Challenge:
Among the entries below, count the lines that contain the word "icon". Write down only the total.

-- BEGIN --

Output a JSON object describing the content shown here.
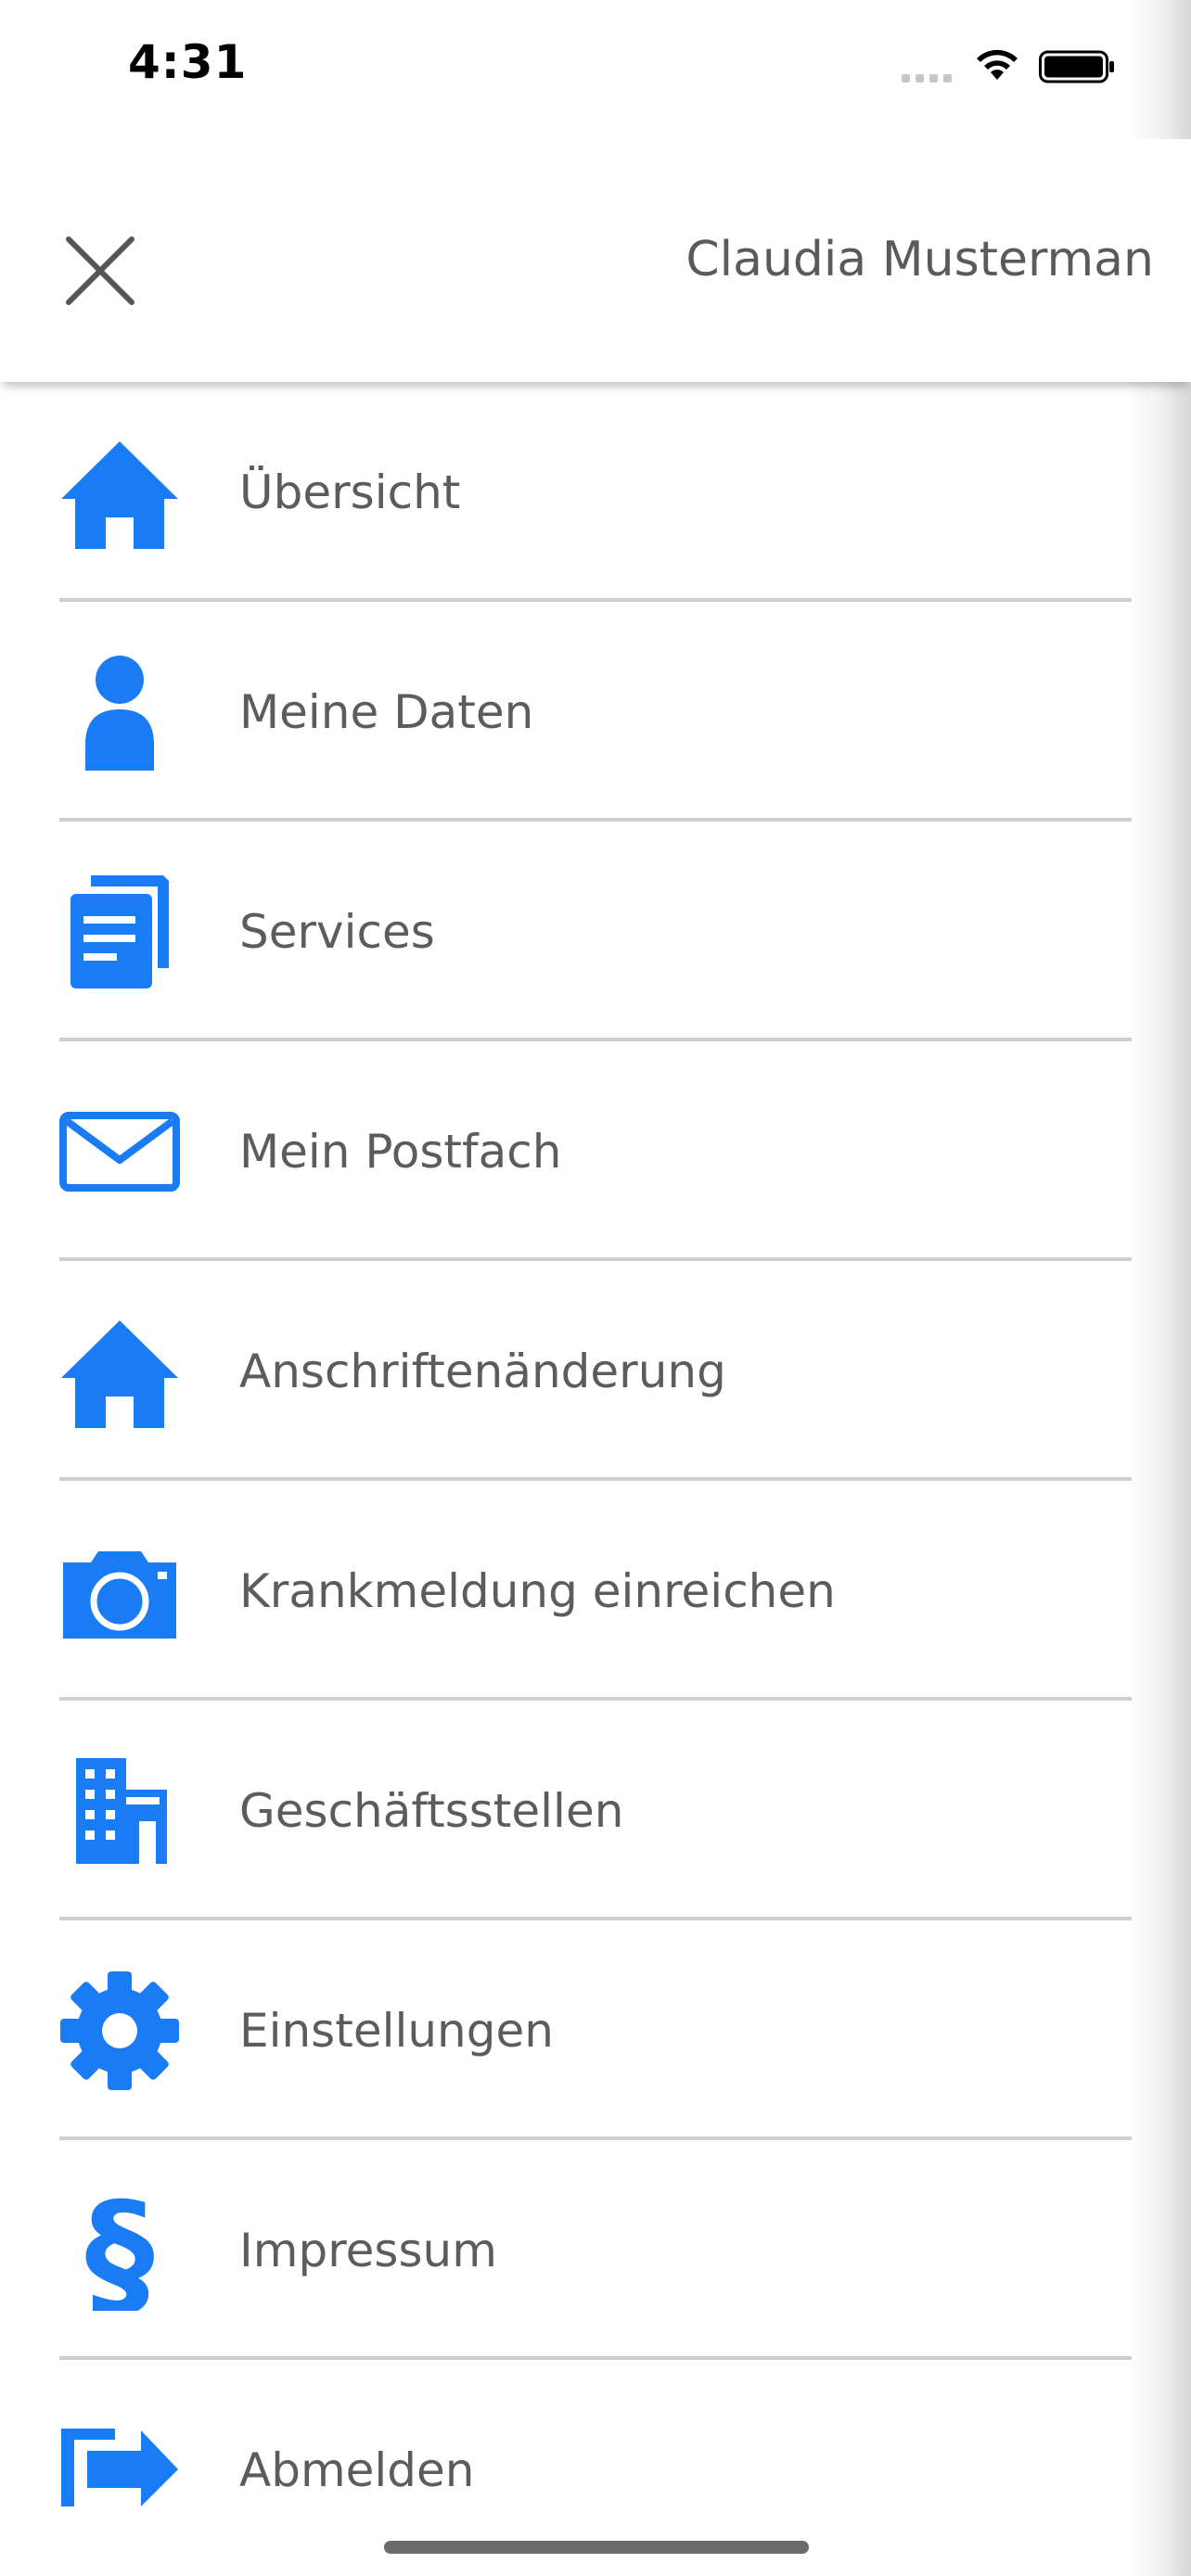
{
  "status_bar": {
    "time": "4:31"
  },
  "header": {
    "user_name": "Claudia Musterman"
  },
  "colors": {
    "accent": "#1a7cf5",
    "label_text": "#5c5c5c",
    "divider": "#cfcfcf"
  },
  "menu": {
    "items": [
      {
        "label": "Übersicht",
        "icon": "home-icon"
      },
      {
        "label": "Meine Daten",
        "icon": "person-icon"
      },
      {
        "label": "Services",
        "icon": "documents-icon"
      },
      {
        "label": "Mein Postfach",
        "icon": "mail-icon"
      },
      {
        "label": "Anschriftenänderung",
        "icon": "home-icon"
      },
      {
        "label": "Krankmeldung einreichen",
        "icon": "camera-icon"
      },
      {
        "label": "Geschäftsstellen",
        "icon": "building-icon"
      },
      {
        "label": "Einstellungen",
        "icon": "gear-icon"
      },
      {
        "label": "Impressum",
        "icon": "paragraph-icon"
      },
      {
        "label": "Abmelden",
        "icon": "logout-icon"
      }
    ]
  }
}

-- END --

Answer for the task:
10